Stored data entries:

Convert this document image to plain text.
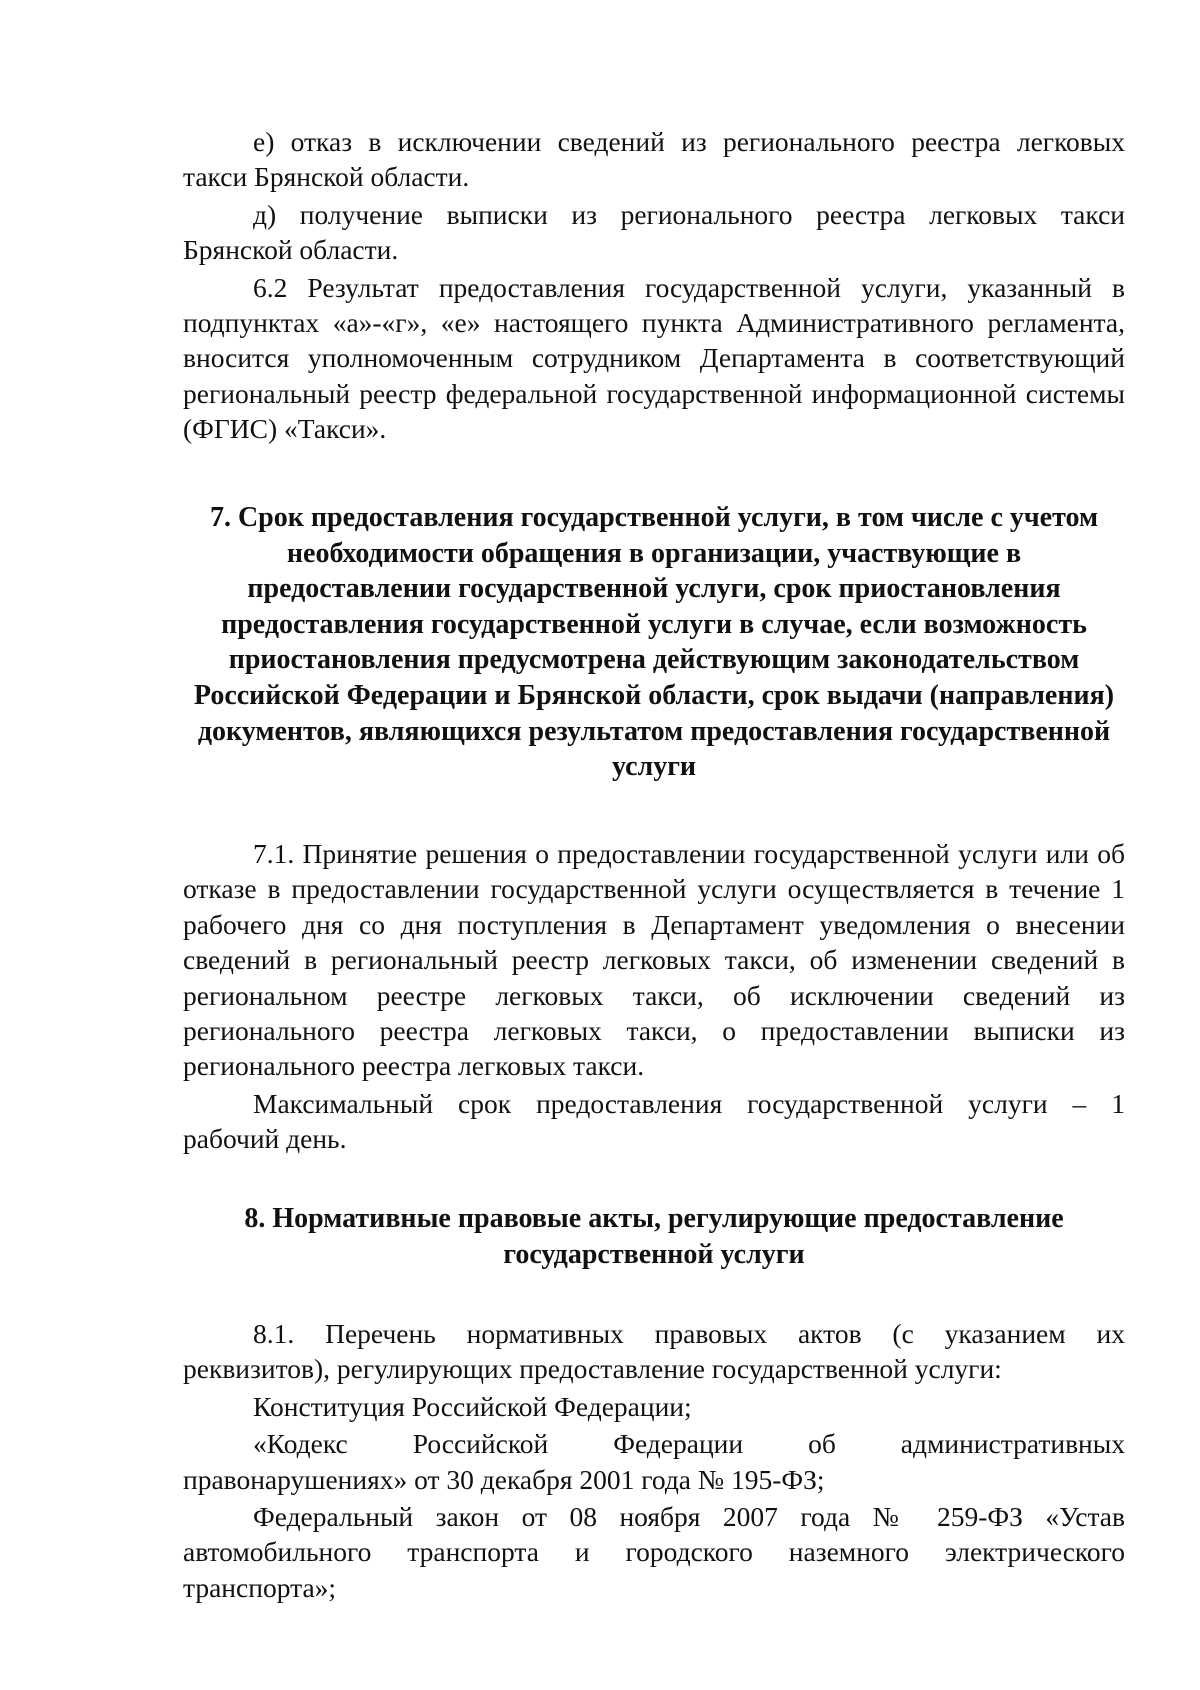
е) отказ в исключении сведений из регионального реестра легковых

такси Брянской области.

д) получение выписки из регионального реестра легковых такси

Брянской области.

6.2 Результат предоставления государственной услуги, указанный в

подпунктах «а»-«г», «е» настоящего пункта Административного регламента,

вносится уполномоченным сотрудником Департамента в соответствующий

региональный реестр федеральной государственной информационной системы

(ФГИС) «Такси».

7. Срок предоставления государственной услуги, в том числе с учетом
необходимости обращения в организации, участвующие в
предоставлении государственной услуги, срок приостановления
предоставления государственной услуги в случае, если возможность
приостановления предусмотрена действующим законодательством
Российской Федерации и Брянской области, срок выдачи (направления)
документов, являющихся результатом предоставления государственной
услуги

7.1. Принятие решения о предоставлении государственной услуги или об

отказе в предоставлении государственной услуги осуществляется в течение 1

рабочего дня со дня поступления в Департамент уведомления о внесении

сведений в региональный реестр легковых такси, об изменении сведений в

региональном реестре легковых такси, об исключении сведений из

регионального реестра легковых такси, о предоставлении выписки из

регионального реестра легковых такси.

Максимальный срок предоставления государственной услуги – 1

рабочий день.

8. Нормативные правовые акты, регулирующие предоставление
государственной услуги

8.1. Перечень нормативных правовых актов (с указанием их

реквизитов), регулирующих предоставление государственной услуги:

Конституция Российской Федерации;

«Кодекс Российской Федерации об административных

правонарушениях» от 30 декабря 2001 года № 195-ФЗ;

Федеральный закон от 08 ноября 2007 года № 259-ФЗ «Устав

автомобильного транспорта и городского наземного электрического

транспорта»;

TASK:
All of the material above should be reproduced exactly, except the pictures.

RESULT OF THE TASK:
Convert this document image to plain text.
е) отказ в исключении сведений из регионального реестра легковых

такси Брянской области.

д) получение выписки из регионального реестра легковых такси

Брянской области.

6.2 Результат предоставления государственной услуги, указанный в

подпунктах «а»-«г», «е» настоящего пункта Административного регламента,

вносится уполномоченным сотрудником Департамента в соответствующий

региональный реестр федеральной государственной информационной системы

(ФГИС) «Такси».

7. Срок предоставления государственной услуги, в том числе с учетом
необходимости обращения в организации, участвующие в
предоставлении государственной услуги, срок приостановления
предоставления государственной услуги в случае, если возможность
приостановления предусмотрена действующим законодательством
Российской Федерации и Брянской области, срок выдачи (направления)
документов, являющихся результатом предоставления государственной
услуги

7.1. Принятие решения о предоставлении государственной услуги или об

отказе в предоставлении государственной услуги осуществляется в течение 1

рабочего дня со дня поступления в Департамент уведомления о внесении

сведений в региональный реестр легковых такси, об изменении сведений в

региональном реестре легковых такси, об исключении сведений из

регионального реестра легковых такси, о предоставлении выписки из

регионального реестра легковых такси.

Максимальный срок предоставления государственной услуги – 1

рабочий день.

8. Нормативные правовые акты, регулирующие предоставление
государственной услуги

8.1. Перечень нормативных правовых актов (с указанием их

реквизитов), регулирующих предоставление государственной услуги:

Конституция Российской Федерации;

«Кодекс Российской Федерации об административных

правонарушениях» от 30 декабря 2001 года № 195-ФЗ;

Федеральный закон от 08 ноября 2007 года № 259-ФЗ «Устав

автомобильного транспорта и городского наземного электрического

транспорта»;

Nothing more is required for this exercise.